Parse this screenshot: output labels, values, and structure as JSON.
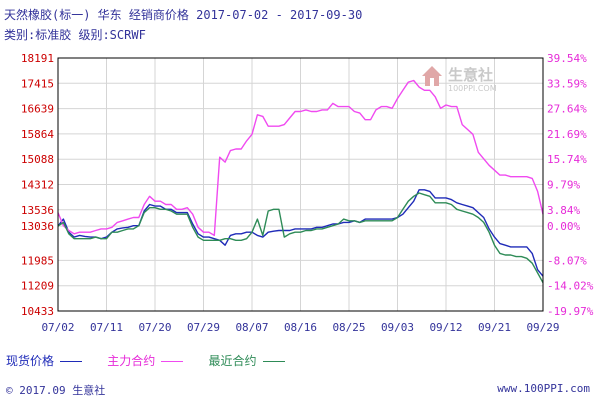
{
  "header": {
    "line1": "天然橡胶(标一)  华东  经销商价格  2017-07-02 - 2017-09-30",
    "line2": "类别:标准胶  级别:SCRWF"
  },
  "watermark": {
    "name": "生意社",
    "url": "100PPI.COM"
  },
  "legend": [
    {
      "label": "现货价格",
      "color": "#1f2bb8",
      "text_color": "#1f2bb8"
    },
    {
      "label": "主力合约",
      "color": "#f04af0",
      "text_color": "#e62ad8"
    },
    {
      "label": "最近合约",
      "color": "#2e8b57",
      "text_color": "#2e8b57"
    }
  ],
  "footer": {
    "left": "© 2017.09 生意社",
    "right": "www.100PPI.com"
  },
  "colors": {
    "frame": "#000000",
    "grid": "#d5d5d5",
    "zero_line": "#d5d5d5",
    "left_axis": "#cc0000",
    "right_axis": "#e62ad8",
    "x_axis": "#33339a"
  },
  "chart_data": {
    "type": "line",
    "x_ticks": [
      "07/02",
      "07/11",
      "07/20",
      "07/29",
      "08/07",
      "08/16",
      "08/25",
      "09/03",
      "09/12",
      "09/21",
      "09/29"
    ],
    "x_days": 90,
    "y_left_ticks": [
      "18191",
      "17415",
      "16639",
      "15864",
      "15088",
      "14312",
      "13536",
      "13036",
      "11985",
      "11209",
      "10433"
    ],
    "y_left_values": [
      18191,
      17415,
      16639,
      15864,
      15088,
      14312,
      13536,
      13036,
      11985,
      11209,
      10433
    ],
    "y_right_ticks": [
      "39.54%",
      "33.59%",
      "27.64%",
      "21.69%",
      "15.74%",
      "9.79%",
      "3.84%",
      "0.00%",
      "-8.07%",
      "-14.02%",
      "-19.97%"
    ],
    "ylim_left": [
      10433,
      18191
    ],
    "series": [
      {
        "name": "现货价格",
        "color": "#1f2bb8",
        "points": [
          [
            0,
            13036
          ],
          [
            1,
            13250
          ],
          [
            2,
            12850
          ],
          [
            3,
            12700
          ],
          [
            4,
            12750
          ],
          [
            5,
            12720
          ],
          [
            6,
            12700
          ],
          [
            7,
            12700
          ],
          [
            8,
            12650
          ],
          [
            9,
            12700
          ],
          [
            10,
            12850
          ],
          [
            11,
            12950
          ],
          [
            12,
            12980
          ],
          [
            13,
            13000
          ],
          [
            14,
            13050
          ],
          [
            15,
            13050
          ],
          [
            16,
            13500
          ],
          [
            17,
            13700
          ],
          [
            18,
            13650
          ],
          [
            19,
            13650
          ],
          [
            20,
            13550
          ],
          [
            21,
            13550
          ],
          [
            22,
            13450
          ],
          [
            23,
            13450
          ],
          [
            24,
            13450
          ],
          [
            25,
            13100
          ],
          [
            26,
            12800
          ],
          [
            27,
            12700
          ],
          [
            28,
            12700
          ],
          [
            29,
            12650
          ],
          [
            30,
            12600
          ],
          [
            31,
            12450
          ],
          [
            32,
            12750
          ],
          [
            33,
            12800
          ],
          [
            34,
            12800
          ],
          [
            35,
            12850
          ],
          [
            36,
            12850
          ],
          [
            37,
            12750
          ],
          [
            38,
            12700
          ],
          [
            39,
            12850
          ],
          [
            40,
            12880
          ],
          [
            41,
            12900
          ],
          [
            42,
            12900
          ],
          [
            43,
            12900
          ],
          [
            44,
            12950
          ],
          [
            45,
            12950
          ],
          [
            46,
            12950
          ],
          [
            47,
            12950
          ],
          [
            48,
            13000
          ],
          [
            49,
            13000
          ],
          [
            50,
            13050
          ],
          [
            51,
            13100
          ],
          [
            52,
            13100
          ],
          [
            53,
            13150
          ],
          [
            54,
            13150
          ],
          [
            55,
            13200
          ],
          [
            56,
            13150
          ],
          [
            57,
            13250
          ],
          [
            58,
            13250
          ],
          [
            59,
            13250
          ],
          [
            60,
            13250
          ],
          [
            61,
            13250
          ],
          [
            62,
            13250
          ],
          [
            63,
            13300
          ],
          [
            64,
            13400
          ],
          [
            65,
            13600
          ],
          [
            66,
            13800
          ],
          [
            67,
            14150
          ],
          [
            68,
            14150
          ],
          [
            69,
            14100
          ],
          [
            70,
            13900
          ],
          [
            71,
            13900
          ],
          [
            72,
            13900
          ],
          [
            73,
            13850
          ],
          [
            74,
            13750
          ],
          [
            75,
            13700
          ],
          [
            76,
            13650
          ],
          [
            77,
            13600
          ],
          [
            78,
            13450
          ],
          [
            79,
            13300
          ],
          [
            80,
            12950
          ],
          [
            81,
            12700
          ],
          [
            82,
            12500
          ],
          [
            83,
            12450
          ],
          [
            84,
            12400
          ],
          [
            85,
            12400
          ],
          [
            86,
            12400
          ],
          [
            87,
            12400
          ],
          [
            88,
            12200
          ],
          [
            89,
            11700
          ],
          [
            90,
            11500
          ]
        ]
      },
      {
        "name": "主力合约",
        "color": "#f04af0",
        "points": [
          [
            0,
            13450
          ],
          [
            1,
            13050
          ],
          [
            2,
            12900
          ],
          [
            3,
            12800
          ],
          [
            4,
            12850
          ],
          [
            5,
            12850
          ],
          [
            6,
            12850
          ],
          [
            7,
            12900
          ],
          [
            8,
            12950
          ],
          [
            9,
            12950
          ],
          [
            10,
            13000
          ],
          [
            11,
            13150
          ],
          [
            12,
            13200
          ],
          [
            13,
            13250
          ],
          [
            14,
            13300
          ],
          [
            15,
            13300
          ],
          [
            16,
            13700
          ],
          [
            17,
            13950
          ],
          [
            18,
            13800
          ],
          [
            19,
            13800
          ],
          [
            20,
            13700
          ],
          [
            21,
            13700
          ],
          [
            22,
            13550
          ],
          [
            23,
            13550
          ],
          [
            24,
            13600
          ],
          [
            25,
            13400
          ],
          [
            26,
            13000
          ],
          [
            27,
            12850
          ],
          [
            28,
            12850
          ],
          [
            29,
            12750
          ],
          [
            30,
            15150
          ],
          [
            31,
            15000
          ],
          [
            32,
            15350
          ],
          [
            33,
            15400
          ],
          [
            34,
            15400
          ],
          [
            35,
            15650
          ],
          [
            36,
            15850
          ],
          [
            37,
            16450
          ],
          [
            38,
            16400
          ],
          [
            39,
            16100
          ],
          [
            40,
            16100
          ],
          [
            41,
            16100
          ],
          [
            42,
            16150
          ],
          [
            43,
            16350
          ],
          [
            44,
            16550
          ],
          [
            45,
            16550
          ],
          [
            46,
            16600
          ],
          [
            47,
            16550
          ],
          [
            48,
            16550
          ],
          [
            49,
            16600
          ],
          [
            50,
            16600
          ],
          [
            51,
            16800
          ],
          [
            52,
            16700
          ],
          [
            53,
            16700
          ],
          [
            54,
            16700
          ],
          [
            55,
            16550
          ],
          [
            56,
            16500
          ],
          [
            57,
            16300
          ],
          [
            58,
            16300
          ],
          [
            59,
            16600
          ],
          [
            60,
            16700
          ],
          [
            61,
            16700
          ],
          [
            62,
            16650
          ],
          [
            63,
            16950
          ],
          [
            64,
            17200
          ],
          [
            65,
            17450
          ],
          [
            66,
            17500
          ],
          [
            67,
            17300
          ],
          [
            68,
            17200
          ],
          [
            69,
            17200
          ],
          [
            70,
            17000
          ],
          [
            71,
            16650
          ],
          [
            72,
            16750
          ],
          [
            73,
            16700
          ],
          [
            74,
            16700
          ],
          [
            75,
            16150
          ],
          [
            76,
            16000
          ],
          [
            77,
            15850
          ],
          [
            78,
            15300
          ],
          [
            79,
            15100
          ],
          [
            80,
            14900
          ],
          [
            81,
            14750
          ],
          [
            82,
            14600
          ],
          [
            83,
            14600
          ],
          [
            84,
            14550
          ],
          [
            85,
            14550
          ],
          [
            86,
            14550
          ],
          [
            87,
            14550
          ],
          [
            88,
            14500
          ],
          [
            89,
            14100
          ],
          [
            90,
            13400
          ]
        ]
      },
      {
        "name": "最近合约",
        "color": "#2e8b57",
        "points": [
          [
            0,
            13036
          ],
          [
            1,
            13150
          ],
          [
            2,
            12800
          ],
          [
            3,
            12650
          ],
          [
            4,
            12650
          ],
          [
            5,
            12650
          ],
          [
            6,
            12650
          ],
          [
            7,
            12700
          ],
          [
            8,
            12650
          ],
          [
            9,
            12650
          ],
          [
            10,
            12850
          ],
          [
            11,
            12850
          ],
          [
            12,
            12900
          ],
          [
            13,
            12950
          ],
          [
            14,
            12950
          ],
          [
            15,
            13050
          ],
          [
            16,
            13450
          ],
          [
            17,
            13600
          ],
          [
            18,
            13600
          ],
          [
            19,
            13550
          ],
          [
            20,
            13550
          ],
          [
            21,
            13500
          ],
          [
            22,
            13400
          ],
          [
            23,
            13400
          ],
          [
            24,
            13400
          ],
          [
            25,
            13000
          ],
          [
            26,
            12700
          ],
          [
            27,
            12600
          ],
          [
            28,
            12600
          ],
          [
            29,
            12600
          ],
          [
            30,
            12600
          ],
          [
            31,
            12650
          ],
          [
            32,
            12650
          ],
          [
            33,
            12600
          ],
          [
            34,
            12600
          ],
          [
            35,
            12650
          ],
          [
            36,
            12850
          ],
          [
            37,
            13250
          ],
          [
            38,
            12750
          ],
          [
            39,
            13500
          ],
          [
            40,
            13550
          ],
          [
            41,
            13550
          ],
          [
            42,
            12700
          ],
          [
            43,
            12800
          ],
          [
            44,
            12850
          ],
          [
            45,
            12850
          ],
          [
            46,
            12900
          ],
          [
            47,
            12900
          ],
          [
            48,
            12950
          ],
          [
            49,
            12950
          ],
          [
            50,
            13000
          ],
          [
            51,
            13050
          ],
          [
            52,
            13100
          ],
          [
            53,
            13250
          ],
          [
            54,
            13200
          ],
          [
            55,
            13200
          ],
          [
            56,
            13150
          ],
          [
            57,
            13200
          ],
          [
            58,
            13200
          ],
          [
            59,
            13200
          ],
          [
            60,
            13200
          ],
          [
            61,
            13200
          ],
          [
            62,
            13200
          ],
          [
            63,
            13300
          ],
          [
            64,
            13550
          ],
          [
            65,
            13800
          ],
          [
            66,
            13950
          ],
          [
            67,
            14050
          ],
          [
            68,
            14000
          ],
          [
            69,
            13950
          ],
          [
            70,
            13750
          ],
          [
            71,
            13750
          ],
          [
            72,
            13750
          ],
          [
            73,
            13700
          ],
          [
            74,
            13550
          ],
          [
            75,
            13500
          ],
          [
            76,
            13450
          ],
          [
            77,
            13400
          ],
          [
            78,
            13300
          ],
          [
            79,
            13150
          ],
          [
            80,
            12850
          ],
          [
            81,
            12450
          ],
          [
            82,
            12200
          ],
          [
            83,
            12150
          ],
          [
            84,
            12150
          ],
          [
            85,
            12100
          ],
          [
            86,
            12100
          ],
          [
            87,
            12050
          ],
          [
            88,
            11900
          ],
          [
            89,
            11600
          ],
          [
            90,
            11300
          ]
        ]
      }
    ]
  }
}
──────
What is asked: From the data, collect all lines where the string "name" appears.

Result of this task:
    "name": "生意社",
        "name": "现货价格",
        "name": "主力合约",
        "name": "最近合约",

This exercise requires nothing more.